_To be done:_ Report every line below that holds the word "climate".

_Records for this exercise:_
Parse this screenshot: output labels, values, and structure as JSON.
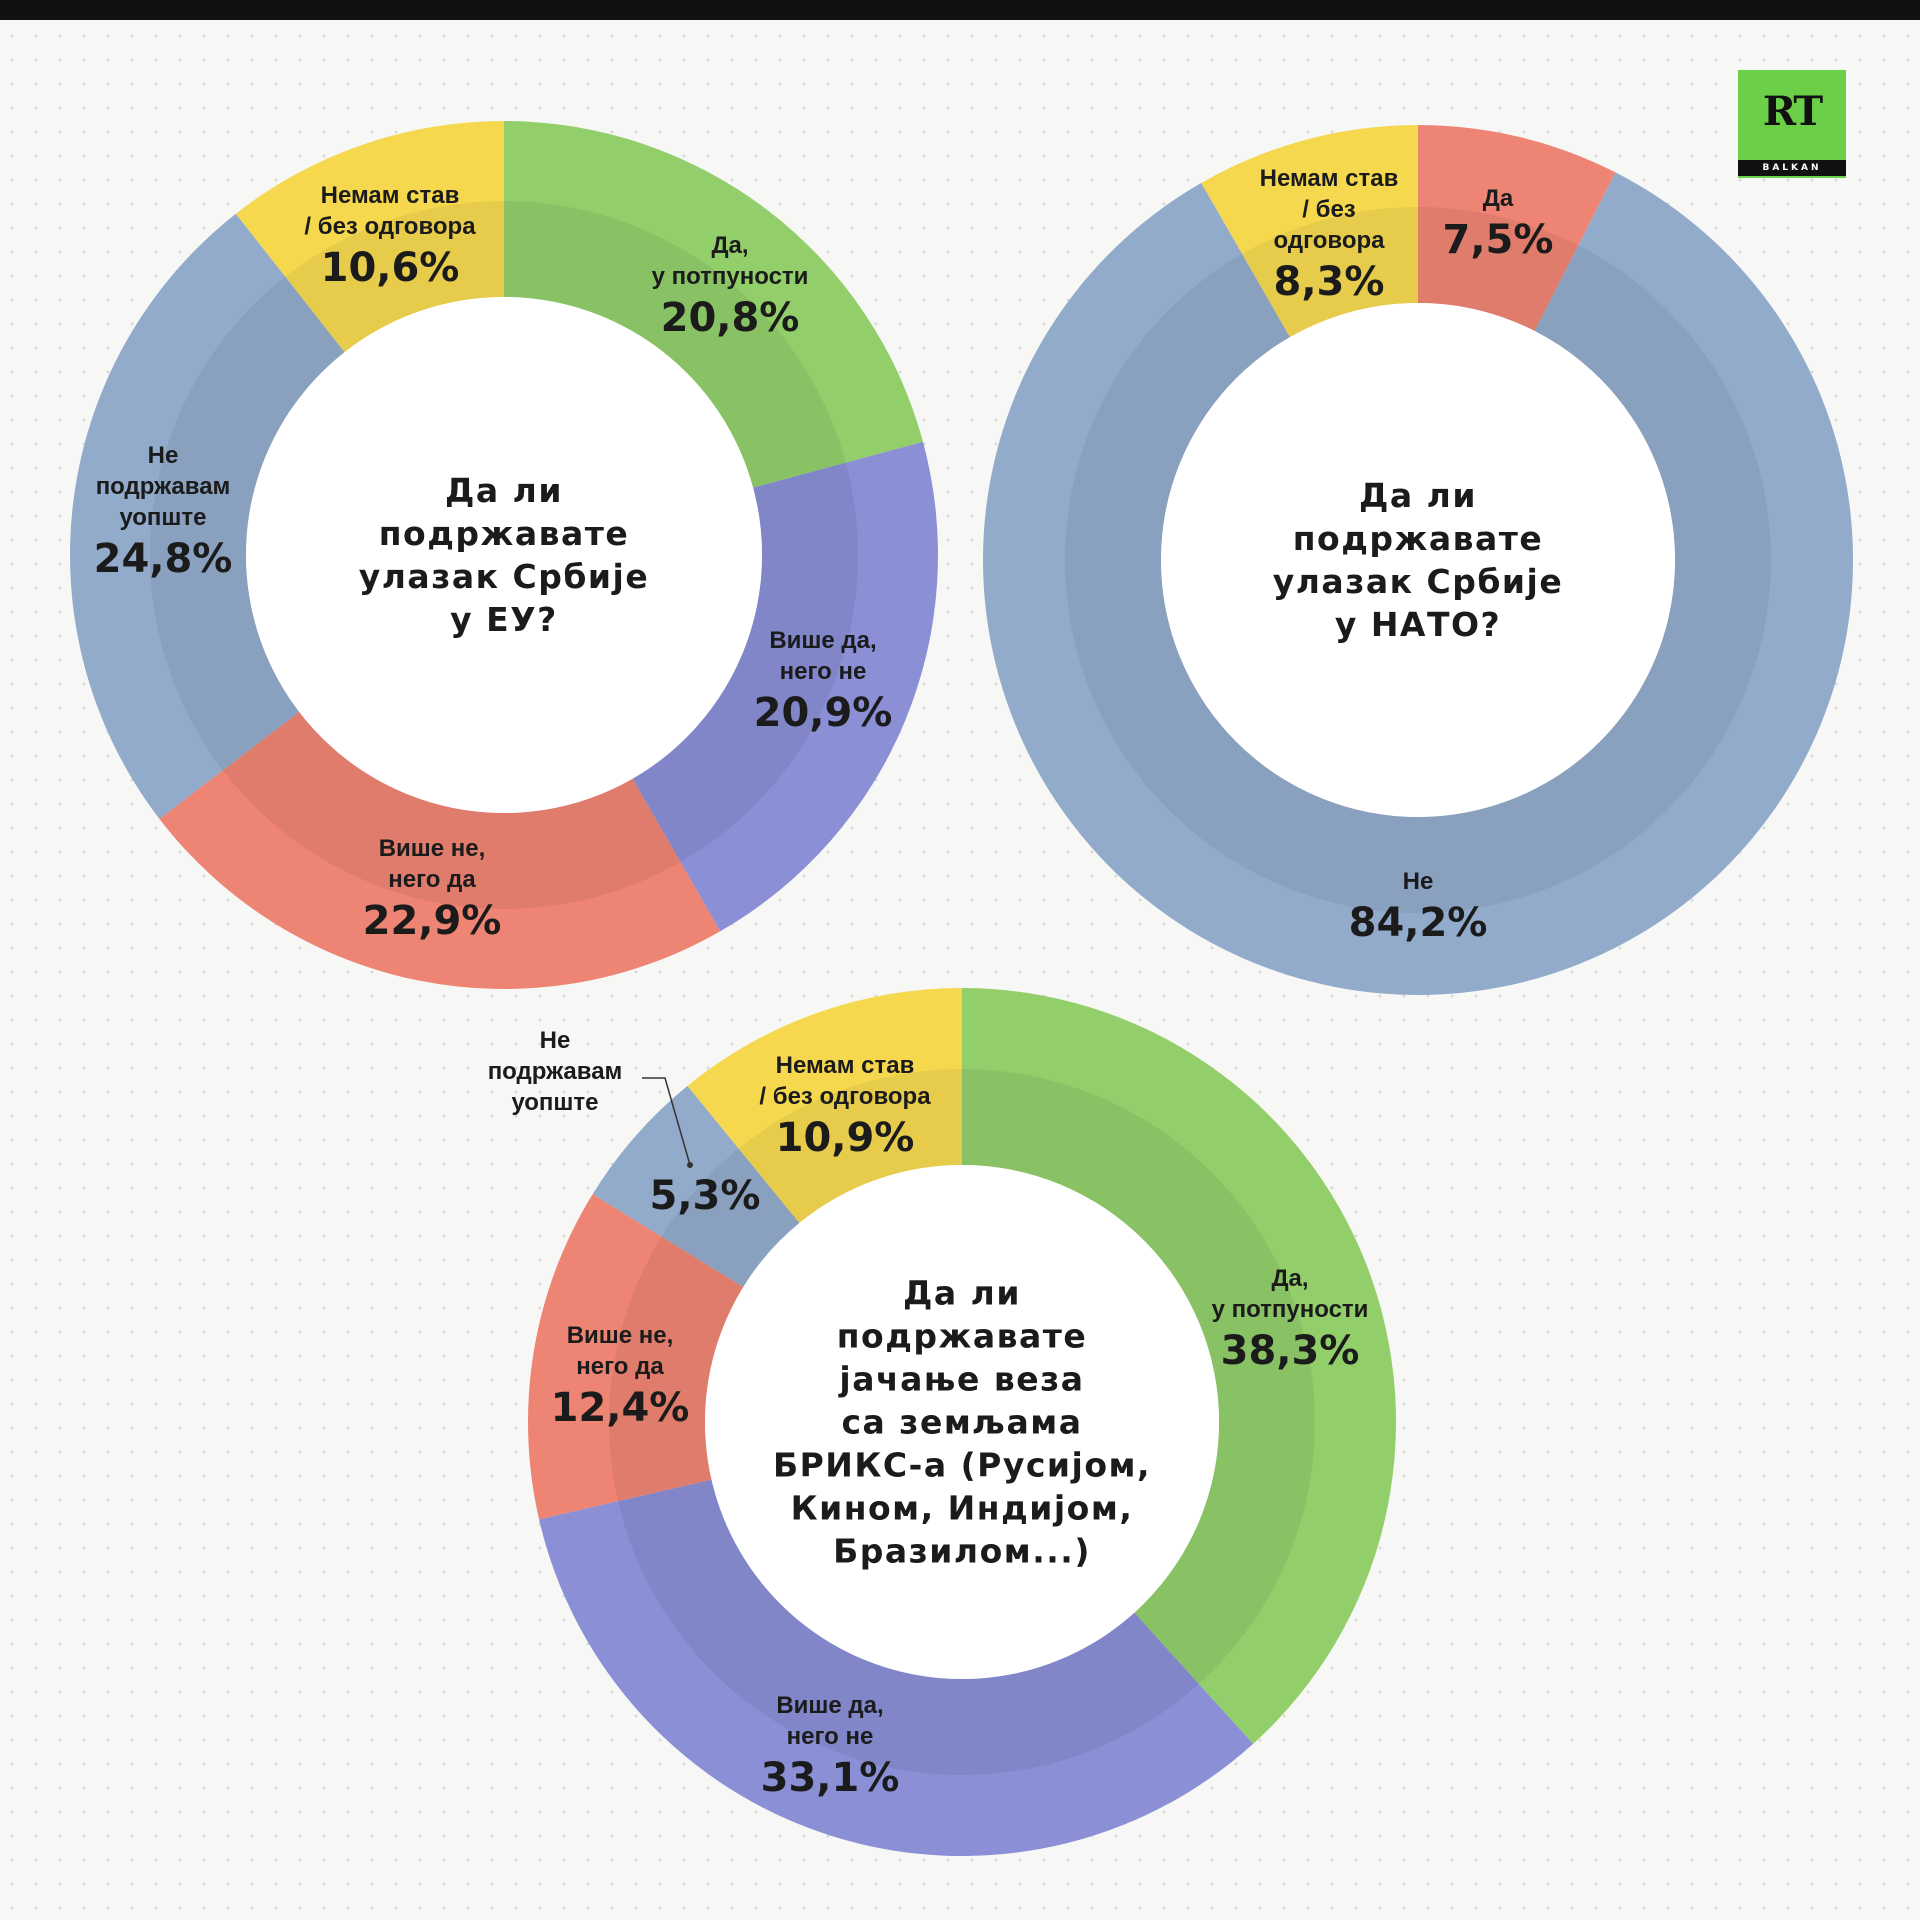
{
  "logo": {
    "text": "RT",
    "sub": "BALKAN"
  },
  "charts": {
    "eu": {
      "question": "Да ли подржавате улазак Србије у ЕУ?",
      "q_lines": [
        "Да ли",
        "подржавате",
        "улазак Србије",
        "у ЕУ?"
      ],
      "segments": [
        {
          "label": [
            "Да,",
            "у потпуности"
          ],
          "value_text": "20,8%",
          "value": 20.8,
          "color": "#92cf6b"
        },
        {
          "label": [
            "Више да,",
            "него не"
          ],
          "value_text": "20,9%",
          "value": 20.9,
          "color": "#8a8fd6"
        },
        {
          "label": [
            "Више не,",
            "него да"
          ],
          "value_text": "22,9%",
          "value": 22.9,
          "color": "#ee8473"
        },
        {
          "label": [
            "Не",
            "подржавам",
            "уопште"
          ],
          "value_text": "24,8%",
          "value": 24.8,
          "color": "#92abcb"
        },
        {
          "label": [
            "Немам став",
            "/ без одговора"
          ],
          "value_text": "10,6%",
          "value": 10.6,
          "color": "#f6d84f"
        }
      ]
    },
    "nato": {
      "question": "Да ли подржавате улазак Србије у НАТО?",
      "q_lines": [
        "Да ли",
        "подржавате",
        "улазак Србије",
        "у НАТО?"
      ],
      "segments": [
        {
          "label": [
            "Да"
          ],
          "value_text": "7,5%",
          "value": 7.5,
          "color": "#ee8473"
        },
        {
          "label": [
            "Не"
          ],
          "value_text": "84,2%",
          "value": 84.2,
          "color": "#92abcb"
        },
        {
          "label": [
            "Немам став",
            "/ без",
            "одговора"
          ],
          "value_text": "8,3%",
          "value": 8.3,
          "color": "#f6d84f"
        }
      ]
    },
    "brics": {
      "question": "Да ли подржавате јачање веза са земљама БРИКС-а (Русијом, Кином, Индијом, Бразилом...)",
      "q_lines": [
        "Да ли",
        "подржавате",
        "јачање веза",
        "са земљама",
        "БРИКС-а (Русијом,",
        "Кином, Индијом,",
        "Бразилом...)"
      ],
      "segments": [
        {
          "label": [
            "Да,",
            "у потпуности"
          ],
          "value_text": "38,3%",
          "value": 38.3,
          "color": "#92cf6b"
        },
        {
          "label": [
            "Више да,",
            "него не"
          ],
          "value_text": "33,1%",
          "value": 33.1,
          "color": "#8a8fd6"
        },
        {
          "label": [
            "Више не,",
            "него да"
          ],
          "value_text": "12,4%",
          "value": 12.4,
          "color": "#ee8473"
        },
        {
          "label": [
            "Не",
            "подржавам",
            "уопште"
          ],
          "value_text": "5,3%",
          "value": 5.3,
          "color": "#92abcb"
        },
        {
          "label": [
            "Немам став",
            "/ без одговора"
          ],
          "value_text": "10,9%",
          "value": 10.9,
          "color": "#f6d84f"
        }
      ]
    }
  },
  "chart_data": [
    {
      "type": "pie",
      "title": "Да ли подржавате улазак Србије у ЕУ?",
      "categories": [
        "Да, у потпуности",
        "Више да, него не",
        "Више не, него да",
        "Не подржавам уопште",
        "Немам став / без одговора"
      ],
      "values": [
        20.8,
        20.9,
        22.9,
        24.8,
        10.6
      ],
      "unit": "%"
    },
    {
      "type": "pie",
      "title": "Да ли подржавате улазак Србије у НАТО?",
      "categories": [
        "Да",
        "Не",
        "Немам став / без одговора"
      ],
      "values": [
        7.5,
        84.2,
        8.3
      ],
      "unit": "%"
    },
    {
      "type": "pie",
      "title": "Да ли подржавате јачање веза са земљама БРИКС-а (Русијом, Кином, Индијом, Бразилом...)",
      "categories": [
        "Да, у потпуности",
        "Више да, него не",
        "Више не, него да",
        "Не подржавам уопште",
        "Немам став / без одговора"
      ],
      "values": [
        38.3,
        33.1,
        12.4,
        5.3,
        10.9
      ],
      "unit": "%"
    }
  ]
}
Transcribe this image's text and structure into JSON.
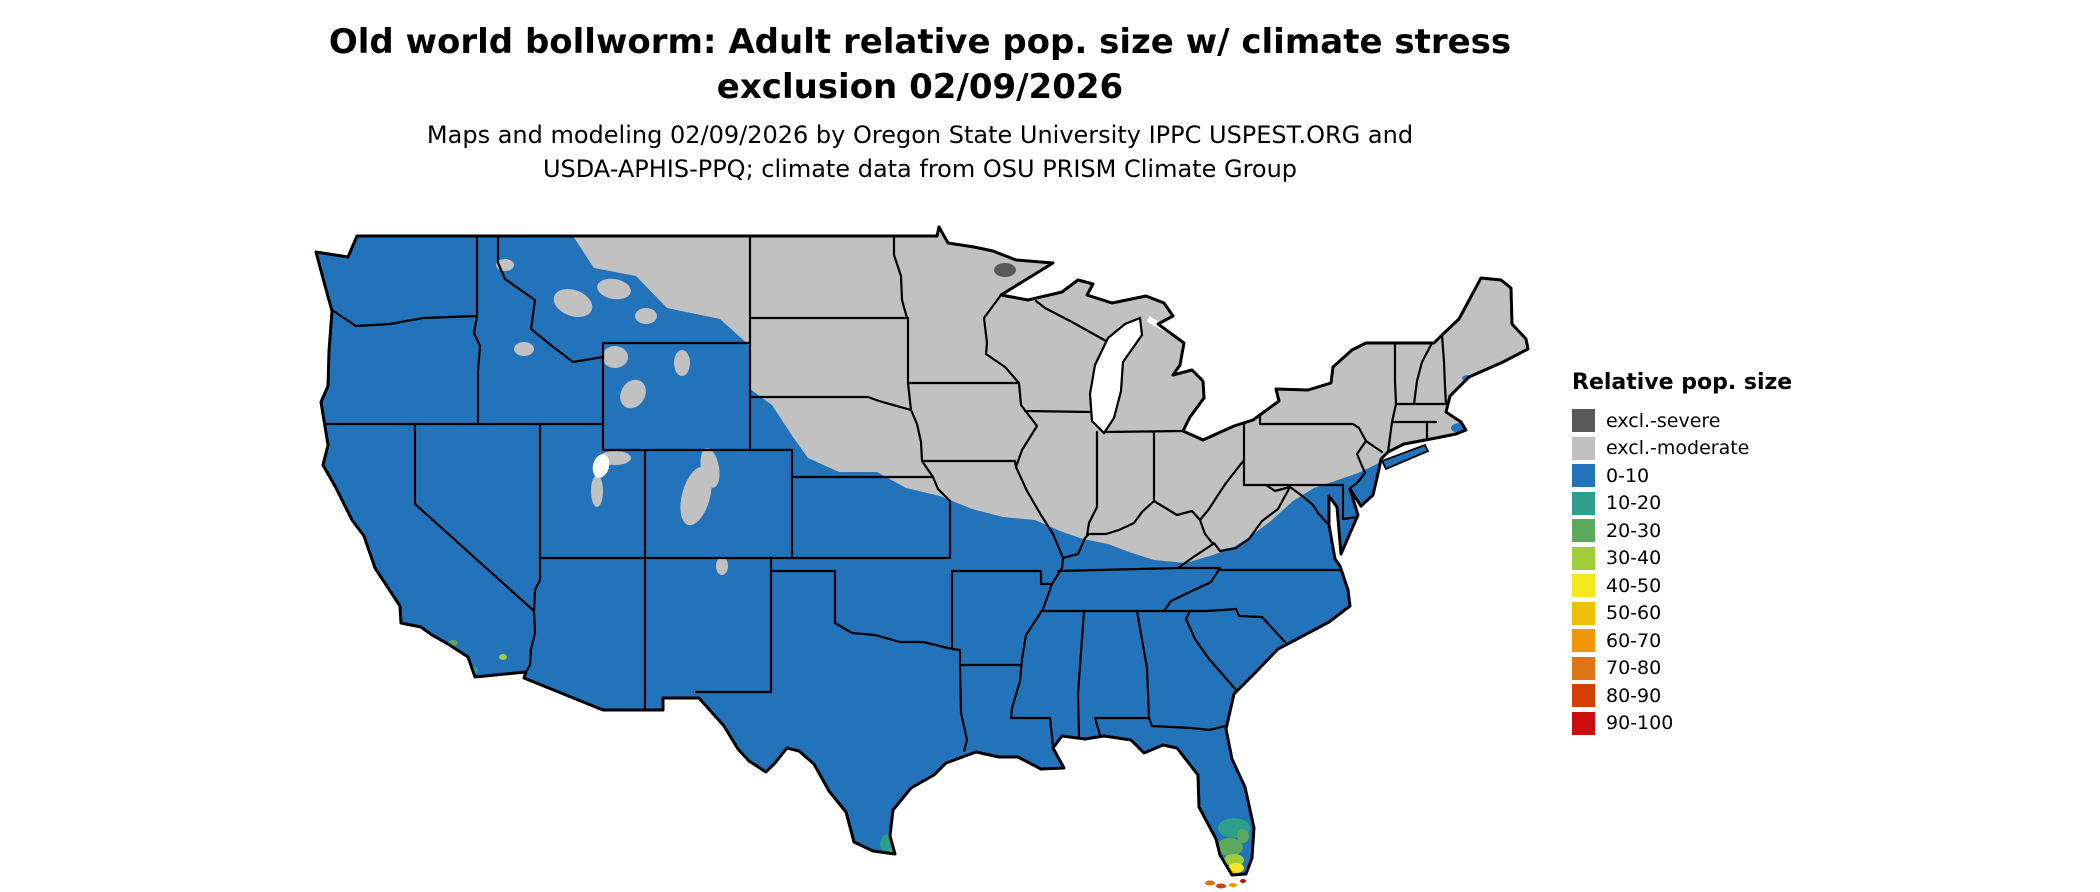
{
  "title": {
    "line1": "Old world bollworm: Adult relative pop. size w/ climate stress",
    "line2": "exclusion 02/09/2026"
  },
  "subtitle": {
    "line1": "Maps and modeling 02/09/2026 by Oregon State University IPPC USPEST.ORG and",
    "line2": "USDA-APHIS-PPQ; climate data from OSU PRISM Climate Group"
  },
  "legend": {
    "title": "Relative pop. size",
    "entries": [
      {
        "label": "excl.-severe",
        "color": "#595959"
      },
      {
        "label": "excl.-moderate",
        "color": "#C1C1C1"
      },
      {
        "label": "0-10",
        "color": "#2373BA"
      },
      {
        "label": "10-20",
        "color": "#2D9F8A"
      },
      {
        "label": "20-30",
        "color": "#5CA85C"
      },
      {
        "label": "30-40",
        "color": "#A2CD3A"
      },
      {
        "label": "40-50",
        "color": "#F2EA1F"
      },
      {
        "label": "50-60",
        "color": "#EFC000"
      },
      {
        "label": "60-70",
        "color": "#F09800"
      },
      {
        "label": "70-80",
        "color": "#DE7418"
      },
      {
        "label": "80-90",
        "color": "#D24008"
      },
      {
        "label": "90-100",
        "color": "#CB0D0D"
      }
    ]
  },
  "colors": {
    "background": "#FFFFFF",
    "water": "#FFFFFF",
    "map_border": "#000000",
    "excl_severe": "#595959",
    "excl_moderate": "#C1C1C1",
    "fill_0_10": "#2373BA",
    "fill_10_20": "#2D9F8A",
    "fill_20_30": "#5CA85C",
    "fill_30_40": "#A2CD3A",
    "fill_40_50": "#F2EA1F",
    "fill_50_60": "#EFC000",
    "fill_60_70": "#F09800",
    "fill_70_80": "#DE7418",
    "fill_80_90": "#D24008",
    "fill_90_100": "#CB0D0D"
  }
}
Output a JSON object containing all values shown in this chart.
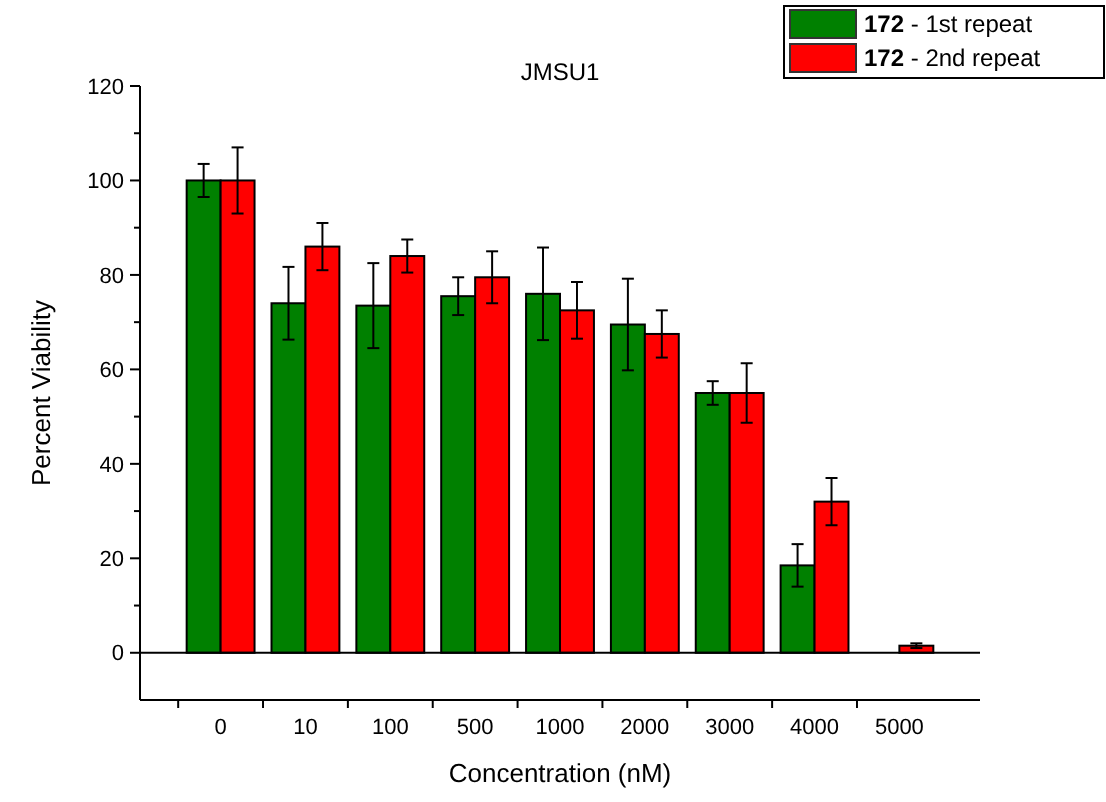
{
  "chart_data": {
    "type": "bar",
    "title": "JMSU1",
    "xlabel": "Concentration (nM)",
    "ylabel": "Percent Viability",
    "categories": [
      "0",
      "10",
      "100",
      "500",
      "1000",
      "2000",
      "3000",
      "4000",
      "5000"
    ],
    "series": [
      {
        "name": "172 - 1st repeat",
        "color": "#008000",
        "values": [
          100,
          74,
          73.5,
          75.5,
          76,
          69.5,
          55,
          18.5,
          null
        ],
        "errors": [
          3.5,
          7.7,
          9,
          4,
          9.8,
          9.7,
          2.5,
          4.5,
          null
        ]
      },
      {
        "name": "172 - 2nd repeat",
        "color": "#ff0000",
        "values": [
          100,
          86,
          84,
          79.5,
          72.5,
          67.5,
          55,
          32,
          1.5
        ],
        "errors": [
          7,
          5,
          3.5,
          5.5,
          6,
          5,
          6.3,
          5,
          0.5
        ]
      }
    ],
    "ylim": [
      -10,
      120
    ],
    "yticks": [
      0,
      20,
      40,
      60,
      80,
      100,
      120
    ],
    "ref_lines": [
      {
        "axis": "y",
        "value": 0
      }
    ],
    "legend": "top right",
    "grid": false
  }
}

_Written response:_
    "line1": "Old world bollworm: Adult relative pop. size w/ climate stress",
    "line2": "USDA-APHIS-PPQ; climate data from OSU PRISM Climate Group"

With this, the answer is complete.